# START OF Rows

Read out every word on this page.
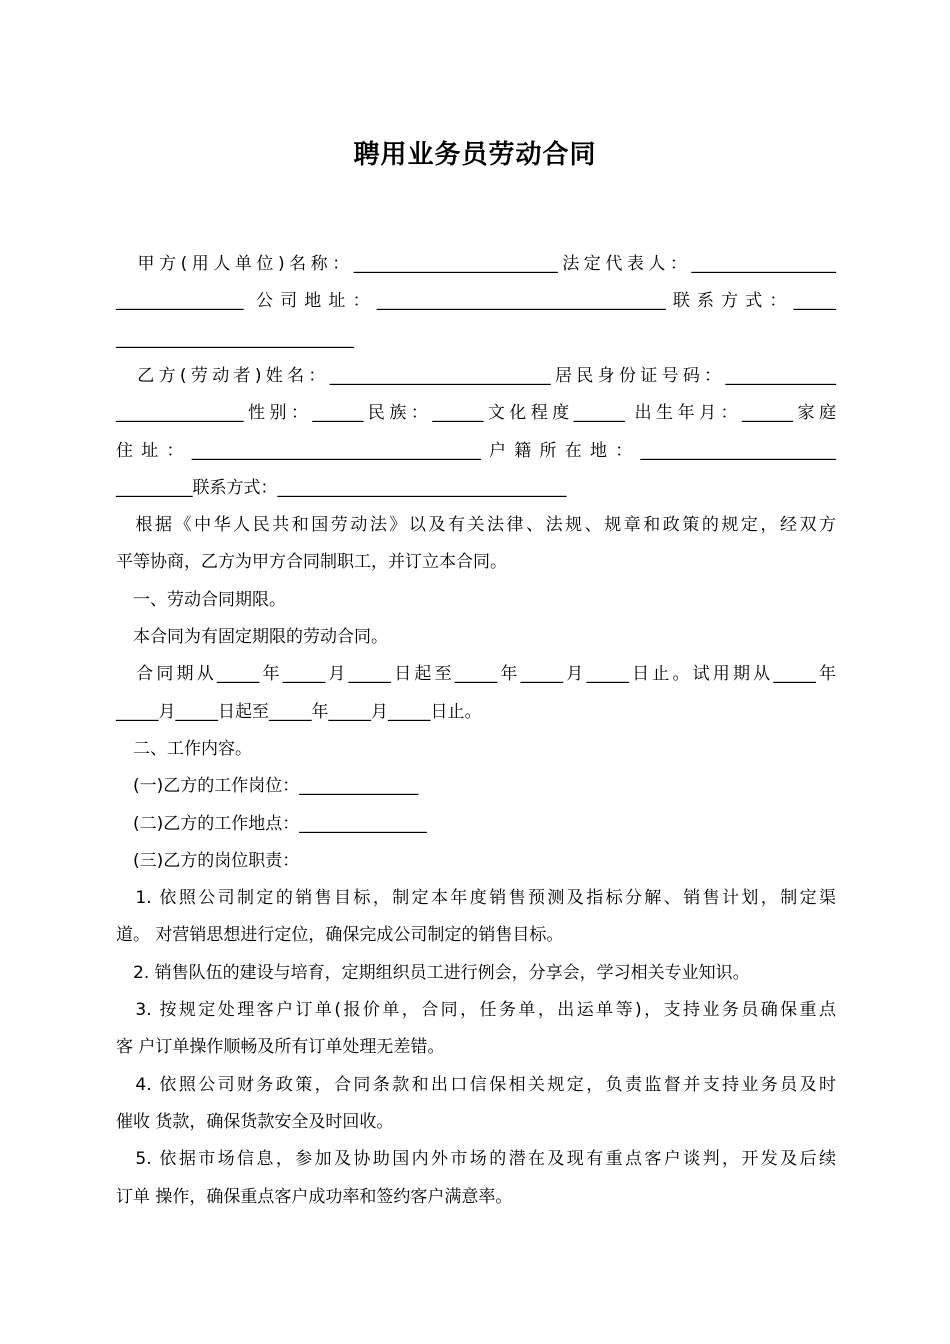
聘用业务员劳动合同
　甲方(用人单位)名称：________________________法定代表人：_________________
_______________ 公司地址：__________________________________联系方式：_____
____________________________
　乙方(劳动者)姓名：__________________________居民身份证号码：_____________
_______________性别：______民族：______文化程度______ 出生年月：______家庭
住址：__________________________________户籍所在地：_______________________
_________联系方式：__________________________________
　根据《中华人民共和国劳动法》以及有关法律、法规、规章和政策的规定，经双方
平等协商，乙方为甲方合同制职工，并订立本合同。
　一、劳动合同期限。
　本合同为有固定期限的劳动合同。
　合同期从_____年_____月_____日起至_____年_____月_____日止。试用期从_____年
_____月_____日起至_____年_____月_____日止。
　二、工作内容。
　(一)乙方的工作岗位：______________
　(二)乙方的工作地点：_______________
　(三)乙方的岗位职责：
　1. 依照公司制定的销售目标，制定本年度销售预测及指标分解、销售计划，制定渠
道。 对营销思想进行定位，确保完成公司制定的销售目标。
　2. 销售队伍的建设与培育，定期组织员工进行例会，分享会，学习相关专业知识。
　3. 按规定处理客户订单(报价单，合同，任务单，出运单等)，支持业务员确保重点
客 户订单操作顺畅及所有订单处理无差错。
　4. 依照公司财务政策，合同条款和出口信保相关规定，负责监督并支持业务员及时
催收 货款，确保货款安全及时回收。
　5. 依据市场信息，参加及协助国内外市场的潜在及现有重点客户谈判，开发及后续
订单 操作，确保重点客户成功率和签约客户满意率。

# END OF Rows

Omit every picture, and otherwise quote the entries exactly.

Task output ->
Read out every word on this page.
聘用业务员劳动合同
　甲方(用人单位)名称：________________________法定代表人：_________________
_______________ 公司地址：__________________________________联系方式：_____
____________________________
　乙方(劳动者)姓名：__________________________居民身份证号码：_____________
_______________性别：______民族：______文化程度______ 出生年月：______家庭
住址：__________________________________户籍所在地：_______________________
_________联系方式：__________________________________
　根据《中华人民共和国劳动法》以及有关法律、法规、规章和政策的规定，经双方
平等协商，乙方为甲方合同制职工，并订立本合同。
　一、劳动合同期限。
　本合同为有固定期限的劳动合同。
　合同期从_____年_____月_____日起至_____年_____月_____日止。试用期从_____年
_____月_____日起至_____年_____月_____日止。
　二、工作内容。
　(一)乙方的工作岗位：______________
　(二)乙方的工作地点：_______________
　(三)乙方的岗位职责：
　1. 依照公司制定的销售目标，制定本年度销售预测及指标分解、销售计划，制定渠
道。 对营销思想进行定位，确保完成公司制定的销售目标。
　2. 销售队伍的建设与培育，定期组织员工进行例会，分享会，学习相关专业知识。
　3. 按规定处理客户订单(报价单，合同，任务单，出运单等)，支持业务员确保重点
客 户订单操作顺畅及所有订单处理无差错。
　4. 依照公司财务政策，合同条款和出口信保相关规定，负责监督并支持业务员及时
催收 货款，确保货款安全及时回收。
　5. 依据市场信息，参加及协助国内外市场的潜在及现有重点客户谈判，开发及后续
订单 操作，确保重点客户成功率和签约客户满意率。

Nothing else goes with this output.